--- START Exercise material ---
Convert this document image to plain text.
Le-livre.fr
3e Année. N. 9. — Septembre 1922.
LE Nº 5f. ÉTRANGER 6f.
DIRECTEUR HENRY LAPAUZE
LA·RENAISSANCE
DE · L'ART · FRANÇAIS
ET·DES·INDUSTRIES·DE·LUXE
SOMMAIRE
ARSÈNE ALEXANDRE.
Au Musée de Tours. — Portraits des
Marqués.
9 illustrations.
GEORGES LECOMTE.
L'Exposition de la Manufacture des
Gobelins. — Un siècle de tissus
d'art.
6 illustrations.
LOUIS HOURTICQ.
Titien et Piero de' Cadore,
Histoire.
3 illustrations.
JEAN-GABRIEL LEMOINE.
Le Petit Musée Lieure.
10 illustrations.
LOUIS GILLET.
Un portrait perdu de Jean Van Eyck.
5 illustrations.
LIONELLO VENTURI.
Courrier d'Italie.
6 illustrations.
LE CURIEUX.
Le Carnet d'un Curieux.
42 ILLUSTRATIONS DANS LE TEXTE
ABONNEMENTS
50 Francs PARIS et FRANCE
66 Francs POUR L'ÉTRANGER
--- END Exercise material ---
◆ What the exercise asks ◆
Extract all lines as given.

◆ Exercise response ◆
Convert this document image to plain text.
Le-livre.fr
3e Année. N. 9. — Septembre 1922.
LE Nº 5f. ÉTRANGER 6f.
DIRECTEUR HENRY LAPAUZE
LA·RENAISSANCE
DE · L'ART · FRANÇAIS
ET·DES·INDUSTRIES·DE·LUXE
SOMMAIRE
ARSÈNE ALEXANDRE.
Au Musée de Tours. — Portraits des
Marqués.
9 illustrations.
GEORGES LECOMTE.
L'Exposition de la Manufacture des
Gobelins. — Un siècle de tissus
d'art.
6 illustrations.
LOUIS HOURTICQ.
Titien et Piero de' Cadore,
Histoire.
3 illustrations.
JEAN-GABRIEL LEMOINE.
Le Petit Musée Lieure.
10 illustrations.
LOUIS GILLET.
Un portrait perdu de Jean Van Eyck.
5 illustrations.
LIONELLO VENTURI.
Courrier d'Italie.
6 illustrations.
LE CURIEUX.
Le Carnet d'un Curieux.
42 ILLUSTRATIONS DANS LE TEXTE
ABONNEMENTS
50 Francs PARIS et FRANCE
66 Francs POUR L'ÉTRANGER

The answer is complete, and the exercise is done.